■ Records shown:
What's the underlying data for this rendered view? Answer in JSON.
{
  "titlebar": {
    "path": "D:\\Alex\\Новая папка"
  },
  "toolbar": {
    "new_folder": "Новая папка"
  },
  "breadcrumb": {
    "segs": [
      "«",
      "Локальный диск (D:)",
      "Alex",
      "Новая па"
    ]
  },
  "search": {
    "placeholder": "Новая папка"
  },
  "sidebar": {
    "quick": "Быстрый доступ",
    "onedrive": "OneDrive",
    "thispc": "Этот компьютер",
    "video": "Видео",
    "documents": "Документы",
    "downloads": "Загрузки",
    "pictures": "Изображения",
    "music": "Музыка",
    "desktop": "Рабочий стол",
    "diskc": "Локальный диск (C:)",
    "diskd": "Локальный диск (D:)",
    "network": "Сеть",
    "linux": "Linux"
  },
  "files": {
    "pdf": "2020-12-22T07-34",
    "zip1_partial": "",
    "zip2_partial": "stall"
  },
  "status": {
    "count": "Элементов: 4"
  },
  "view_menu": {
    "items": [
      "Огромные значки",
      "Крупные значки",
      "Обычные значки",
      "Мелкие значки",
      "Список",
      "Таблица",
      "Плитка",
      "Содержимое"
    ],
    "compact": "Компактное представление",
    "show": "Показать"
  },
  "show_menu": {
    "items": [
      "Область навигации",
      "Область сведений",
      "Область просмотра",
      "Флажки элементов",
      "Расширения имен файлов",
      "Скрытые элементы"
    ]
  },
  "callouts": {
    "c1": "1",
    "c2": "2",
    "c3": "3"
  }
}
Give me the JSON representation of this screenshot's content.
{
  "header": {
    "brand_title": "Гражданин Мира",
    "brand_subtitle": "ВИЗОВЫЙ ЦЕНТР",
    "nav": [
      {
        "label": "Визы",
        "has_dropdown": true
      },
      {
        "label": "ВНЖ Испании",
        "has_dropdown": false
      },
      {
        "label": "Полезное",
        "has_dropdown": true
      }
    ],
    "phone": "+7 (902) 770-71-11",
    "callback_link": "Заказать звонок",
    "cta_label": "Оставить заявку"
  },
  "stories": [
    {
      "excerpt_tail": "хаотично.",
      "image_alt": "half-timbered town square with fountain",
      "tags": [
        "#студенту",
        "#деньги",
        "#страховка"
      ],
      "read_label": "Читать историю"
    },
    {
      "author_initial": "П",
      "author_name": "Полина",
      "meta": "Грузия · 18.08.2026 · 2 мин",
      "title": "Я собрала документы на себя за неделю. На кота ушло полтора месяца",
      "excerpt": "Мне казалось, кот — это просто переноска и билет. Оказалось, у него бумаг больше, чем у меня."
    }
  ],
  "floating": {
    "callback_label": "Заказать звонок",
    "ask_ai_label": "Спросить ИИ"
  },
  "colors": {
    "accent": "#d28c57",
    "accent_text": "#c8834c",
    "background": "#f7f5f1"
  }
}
...
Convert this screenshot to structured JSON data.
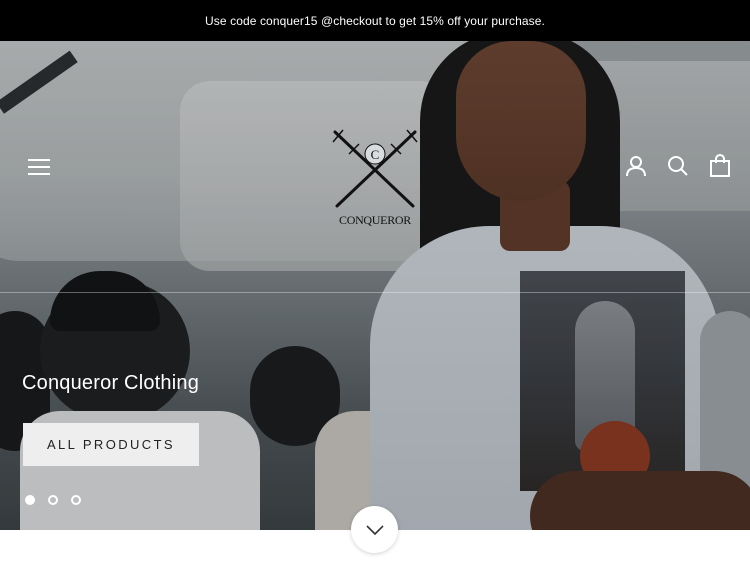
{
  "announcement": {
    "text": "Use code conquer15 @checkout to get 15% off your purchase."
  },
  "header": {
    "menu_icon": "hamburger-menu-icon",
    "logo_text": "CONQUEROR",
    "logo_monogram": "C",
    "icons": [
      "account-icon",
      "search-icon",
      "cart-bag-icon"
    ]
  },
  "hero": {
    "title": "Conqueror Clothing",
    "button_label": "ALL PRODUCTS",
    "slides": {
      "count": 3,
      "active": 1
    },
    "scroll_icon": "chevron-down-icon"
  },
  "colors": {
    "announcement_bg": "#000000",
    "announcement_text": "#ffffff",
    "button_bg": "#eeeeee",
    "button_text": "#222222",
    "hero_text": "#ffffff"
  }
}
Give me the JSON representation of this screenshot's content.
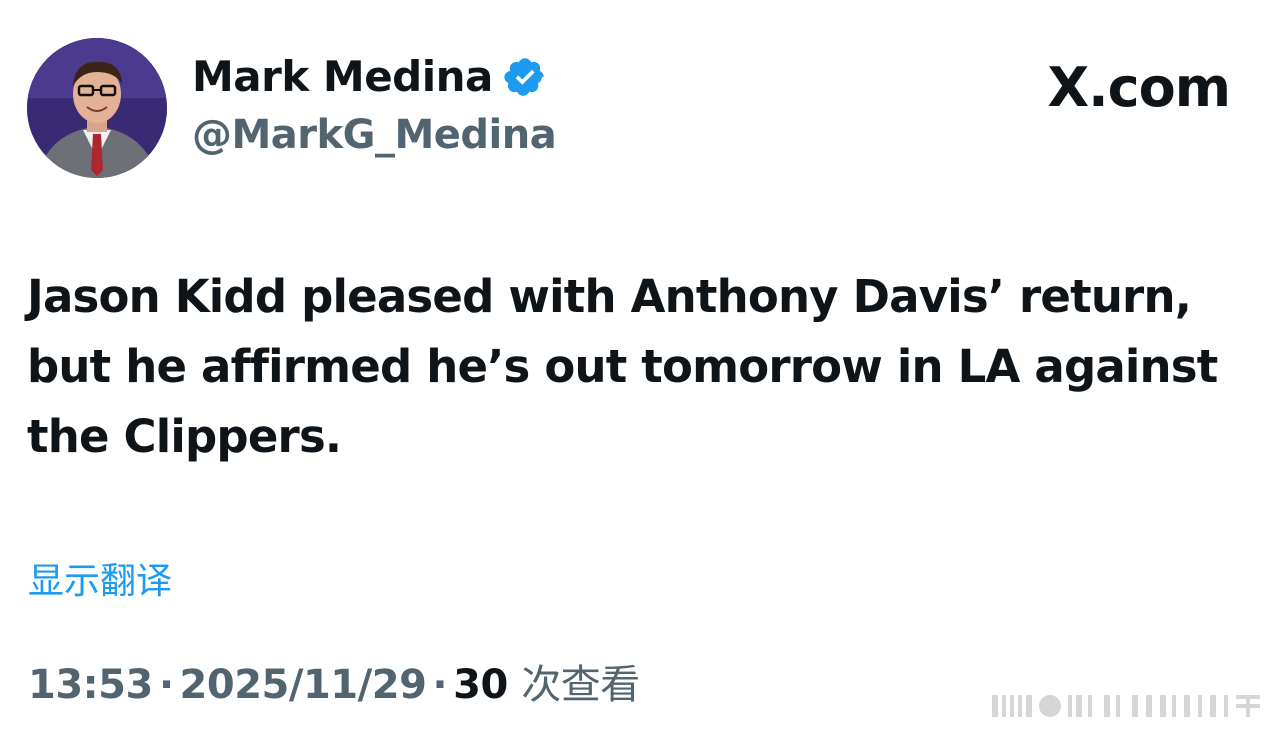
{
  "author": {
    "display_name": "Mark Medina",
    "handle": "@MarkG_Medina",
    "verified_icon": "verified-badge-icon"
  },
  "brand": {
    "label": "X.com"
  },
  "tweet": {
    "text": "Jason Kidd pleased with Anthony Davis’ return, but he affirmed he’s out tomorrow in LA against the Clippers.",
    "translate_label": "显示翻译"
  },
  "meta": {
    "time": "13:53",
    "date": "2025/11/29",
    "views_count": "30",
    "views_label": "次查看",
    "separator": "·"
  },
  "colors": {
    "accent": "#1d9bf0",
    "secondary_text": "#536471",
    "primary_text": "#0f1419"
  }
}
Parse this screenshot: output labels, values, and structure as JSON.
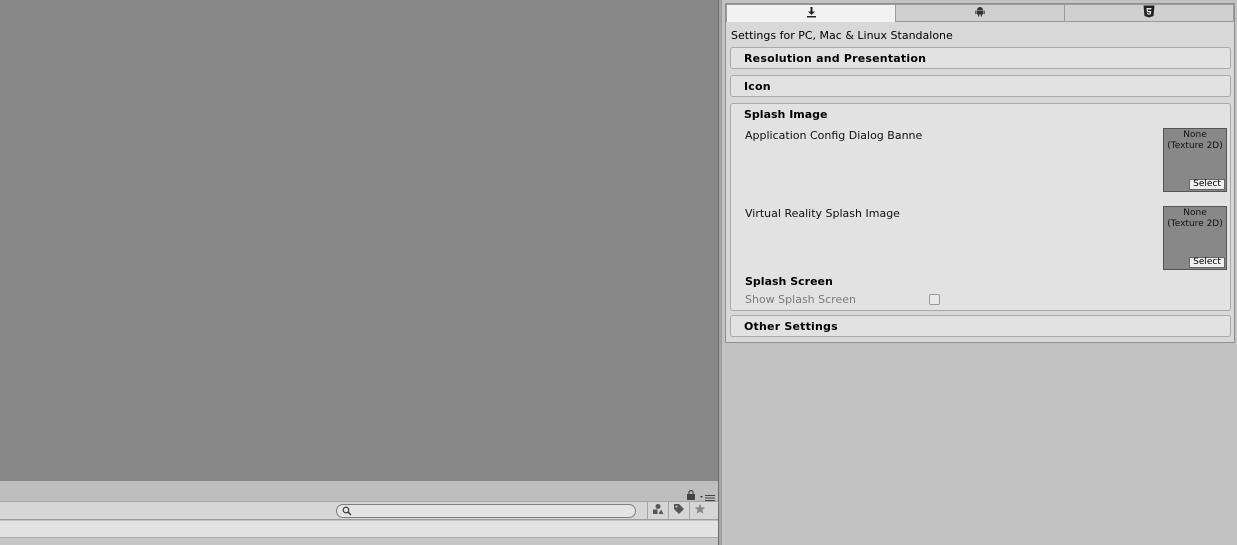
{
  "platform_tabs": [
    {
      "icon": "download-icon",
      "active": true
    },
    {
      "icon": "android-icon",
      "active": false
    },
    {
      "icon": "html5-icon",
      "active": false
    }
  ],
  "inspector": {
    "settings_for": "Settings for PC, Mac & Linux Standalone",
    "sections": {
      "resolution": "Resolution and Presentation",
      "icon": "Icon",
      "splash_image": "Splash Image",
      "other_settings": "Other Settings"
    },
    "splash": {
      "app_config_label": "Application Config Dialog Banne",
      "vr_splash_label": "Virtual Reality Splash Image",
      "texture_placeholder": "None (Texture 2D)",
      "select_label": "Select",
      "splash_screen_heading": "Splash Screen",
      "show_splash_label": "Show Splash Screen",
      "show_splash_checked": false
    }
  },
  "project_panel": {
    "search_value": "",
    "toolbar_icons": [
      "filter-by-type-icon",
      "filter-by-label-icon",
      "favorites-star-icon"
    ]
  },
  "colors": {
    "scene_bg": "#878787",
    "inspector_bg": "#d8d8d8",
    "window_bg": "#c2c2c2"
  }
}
---
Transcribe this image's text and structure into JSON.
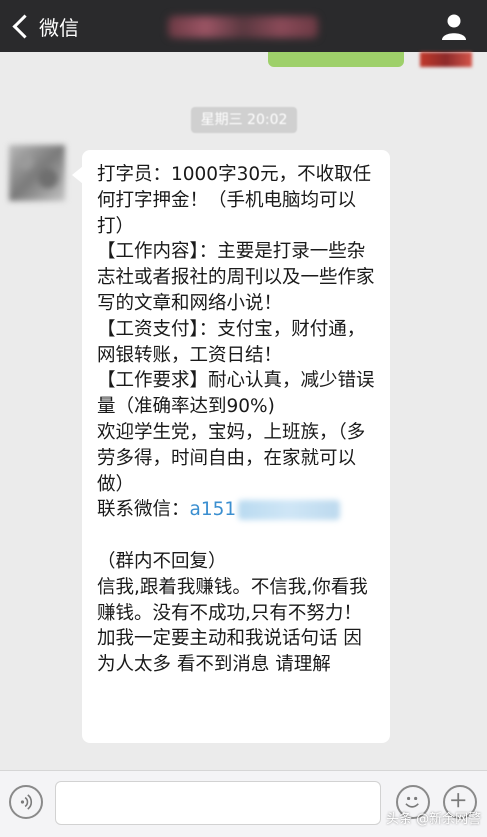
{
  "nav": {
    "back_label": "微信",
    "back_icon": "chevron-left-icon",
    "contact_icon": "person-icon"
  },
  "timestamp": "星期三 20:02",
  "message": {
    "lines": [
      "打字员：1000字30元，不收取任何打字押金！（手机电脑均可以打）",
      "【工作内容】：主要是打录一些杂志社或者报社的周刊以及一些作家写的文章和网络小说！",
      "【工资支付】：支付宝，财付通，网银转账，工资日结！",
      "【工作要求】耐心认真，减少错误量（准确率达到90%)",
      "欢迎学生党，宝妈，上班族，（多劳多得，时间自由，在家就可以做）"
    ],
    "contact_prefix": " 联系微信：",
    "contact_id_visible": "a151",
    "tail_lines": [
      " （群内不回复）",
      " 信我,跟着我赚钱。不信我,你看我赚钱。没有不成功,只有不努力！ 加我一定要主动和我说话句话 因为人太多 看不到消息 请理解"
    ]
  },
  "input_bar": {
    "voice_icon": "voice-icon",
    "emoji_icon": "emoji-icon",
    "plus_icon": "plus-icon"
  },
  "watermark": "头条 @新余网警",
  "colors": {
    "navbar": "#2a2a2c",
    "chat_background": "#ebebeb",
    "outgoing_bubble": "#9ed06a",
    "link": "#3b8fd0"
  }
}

■ What you should do:
Pull out every line in the data above that has the word "false".

■ Answer in full:
        "has_dropdown": false
      "active": false
      "active": false
      "show_splash_checked": false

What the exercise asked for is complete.